> Data extract:

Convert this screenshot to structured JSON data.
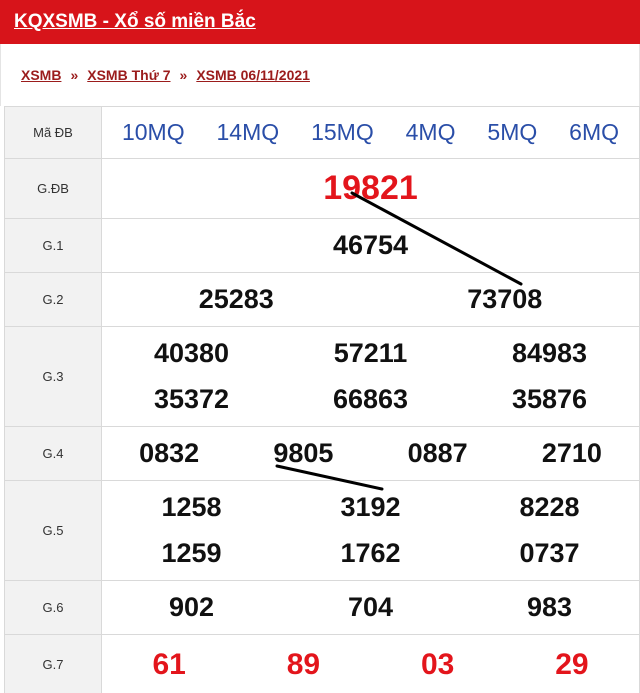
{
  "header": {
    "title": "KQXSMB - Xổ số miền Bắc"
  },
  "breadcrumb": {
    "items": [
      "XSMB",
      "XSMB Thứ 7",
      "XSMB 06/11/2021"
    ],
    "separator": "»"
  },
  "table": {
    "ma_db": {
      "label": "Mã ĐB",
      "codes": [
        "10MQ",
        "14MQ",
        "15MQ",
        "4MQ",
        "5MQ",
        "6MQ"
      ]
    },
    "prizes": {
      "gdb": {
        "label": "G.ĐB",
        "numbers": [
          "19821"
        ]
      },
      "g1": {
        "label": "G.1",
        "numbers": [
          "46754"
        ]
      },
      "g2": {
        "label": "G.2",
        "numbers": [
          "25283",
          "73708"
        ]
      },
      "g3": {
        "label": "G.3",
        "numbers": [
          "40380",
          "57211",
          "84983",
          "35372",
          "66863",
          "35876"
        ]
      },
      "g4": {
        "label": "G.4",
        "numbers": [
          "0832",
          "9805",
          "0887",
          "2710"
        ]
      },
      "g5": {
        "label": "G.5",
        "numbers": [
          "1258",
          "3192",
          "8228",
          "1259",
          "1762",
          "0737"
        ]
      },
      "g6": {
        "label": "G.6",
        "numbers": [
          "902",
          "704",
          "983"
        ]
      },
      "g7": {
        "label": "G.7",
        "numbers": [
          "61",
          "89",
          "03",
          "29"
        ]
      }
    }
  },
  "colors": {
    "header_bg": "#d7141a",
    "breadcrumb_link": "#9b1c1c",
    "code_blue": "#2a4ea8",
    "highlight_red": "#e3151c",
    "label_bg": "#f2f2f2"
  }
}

> Exercise brief: Reproduce the material in its entirety and word for word, without the pictures.

> Written response:
Convert this screenshot to structured JSON data.
{
  "header": {
    "title": "KQXSMB - Xổ số miền Bắc"
  },
  "breadcrumb": {
    "items": [
      "XSMB",
      "XSMB Thứ 7",
      "XSMB 06/11/2021"
    ],
    "separator": "»"
  },
  "table": {
    "ma_db": {
      "label": "Mã ĐB",
      "codes": [
        "10MQ",
        "14MQ",
        "15MQ",
        "4MQ",
        "5MQ",
        "6MQ"
      ]
    },
    "prizes": {
      "gdb": {
        "label": "G.ĐB",
        "numbers": [
          "19821"
        ]
      },
      "g1": {
        "label": "G.1",
        "numbers": [
          "46754"
        ]
      },
      "g2": {
        "label": "G.2",
        "numbers": [
          "25283",
          "73708"
        ]
      },
      "g3": {
        "label": "G.3",
        "numbers": [
          "40380",
          "57211",
          "84983",
          "35372",
          "66863",
          "35876"
        ]
      },
      "g4": {
        "label": "G.4",
        "numbers": [
          "0832",
          "9805",
          "0887",
          "2710"
        ]
      },
      "g5": {
        "label": "G.5",
        "numbers": [
          "1258",
          "3192",
          "8228",
          "1259",
          "1762",
          "0737"
        ]
      },
      "g6": {
        "label": "G.6",
        "numbers": [
          "902",
          "704",
          "983"
        ]
      },
      "g7": {
        "label": "G.7",
        "numbers": [
          "61",
          "89",
          "03",
          "29"
        ]
      }
    }
  },
  "colors": {
    "header_bg": "#d7141a",
    "breadcrumb_link": "#9b1c1c",
    "code_blue": "#2a4ea8",
    "highlight_red": "#e3151c",
    "label_bg": "#f2f2f2"
  }
}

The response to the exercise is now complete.